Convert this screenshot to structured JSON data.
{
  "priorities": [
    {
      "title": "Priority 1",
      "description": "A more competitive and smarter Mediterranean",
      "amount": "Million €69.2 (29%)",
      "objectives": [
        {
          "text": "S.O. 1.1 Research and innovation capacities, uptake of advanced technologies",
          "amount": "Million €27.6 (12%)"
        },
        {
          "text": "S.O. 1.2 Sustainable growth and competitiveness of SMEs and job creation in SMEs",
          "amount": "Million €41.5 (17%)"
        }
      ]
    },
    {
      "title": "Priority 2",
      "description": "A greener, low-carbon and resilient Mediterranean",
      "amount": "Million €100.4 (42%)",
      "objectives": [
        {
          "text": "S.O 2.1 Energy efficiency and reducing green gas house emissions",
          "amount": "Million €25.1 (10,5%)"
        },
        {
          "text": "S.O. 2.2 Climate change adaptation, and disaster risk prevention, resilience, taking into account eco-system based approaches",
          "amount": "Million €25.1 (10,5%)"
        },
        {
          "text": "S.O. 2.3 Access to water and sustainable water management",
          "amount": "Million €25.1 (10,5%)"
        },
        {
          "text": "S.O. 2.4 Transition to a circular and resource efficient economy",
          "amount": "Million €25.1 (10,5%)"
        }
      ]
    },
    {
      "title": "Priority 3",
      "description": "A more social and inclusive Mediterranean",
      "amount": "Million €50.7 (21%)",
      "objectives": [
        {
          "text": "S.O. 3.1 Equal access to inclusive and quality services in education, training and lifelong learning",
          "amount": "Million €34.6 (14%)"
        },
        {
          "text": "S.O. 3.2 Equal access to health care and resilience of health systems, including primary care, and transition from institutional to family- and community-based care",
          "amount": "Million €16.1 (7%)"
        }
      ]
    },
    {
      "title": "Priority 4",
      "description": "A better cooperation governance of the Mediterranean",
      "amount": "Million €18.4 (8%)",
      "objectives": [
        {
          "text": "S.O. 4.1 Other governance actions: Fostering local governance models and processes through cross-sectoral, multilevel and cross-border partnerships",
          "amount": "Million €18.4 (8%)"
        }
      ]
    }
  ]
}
---------------
Written exercise —
Please reproduce each record precisely as written.

Exercise result —
Convert this screenshot to structured JSON data.
{
  "priorities": [
    {
      "title": "Priority 1",
      "description": "A more competitive and smarter Mediterranean",
      "amount": "Million €69.2 (29%)",
      "objectives": [
        {
          "text": "S.O. 1.1 Research and innovation capacities, uptake of advanced technologies",
          "amount": "Million €27.6 (12%)"
        },
        {
          "text": "S.O. 1.2 Sustainable growth and competitiveness of SMEs and job creation in SMEs",
          "amount": "Million €41.5 (17%)"
        }
      ]
    },
    {
      "title": "Priority 2",
      "description": "A greener, low-carbon and resilient Mediterranean",
      "amount": "Million €100.4 (42%)",
      "objectives": [
        {
          "text": "S.O 2.1 Energy efficiency and reducing green gas house emissions",
          "amount": "Million €25.1 (10,5%)"
        },
        {
          "text": "S.O. 2.2 Climate change adaptation, and disaster risk prevention, resilience, taking into account eco-system based approaches",
          "amount": "Million €25.1 (10,5%)"
        },
        {
          "text": "S.O. 2.3 Access to water and sustainable water management",
          "amount": "Million €25.1 (10,5%)"
        },
        {
          "text": "S.O. 2.4 Transition to a circular and resource efficient economy",
          "amount": "Million €25.1 (10,5%)"
        }
      ]
    },
    {
      "title": "Priority 3",
      "description": "A more social and inclusive Mediterranean",
      "amount": "Million €50.7 (21%)",
      "objectives": [
        {
          "text": "S.O. 3.1 Equal access to inclusive and quality services in education, training and lifelong learning",
          "amount": "Million €34.6 (14%)"
        },
        {
          "text": "S.O. 3.2 Equal access to health care and resilience of health systems, including primary care, and transition from institutional to family- and community-based care",
          "amount": "Million €16.1 (7%)"
        }
      ]
    },
    {
      "title": "Priority 4",
      "description": "A better cooperation governance of the Mediterranean",
      "amount": "Million €18.4 (8%)",
      "objectives": [
        {
          "text": "S.O. 4.1 Other governance actions: Fostering local governance models and processes through cross-sectoral, multilevel and cross-border partnerships",
          "amount": "Million €18.4 (8%)"
        }
      ]
    }
  ]
}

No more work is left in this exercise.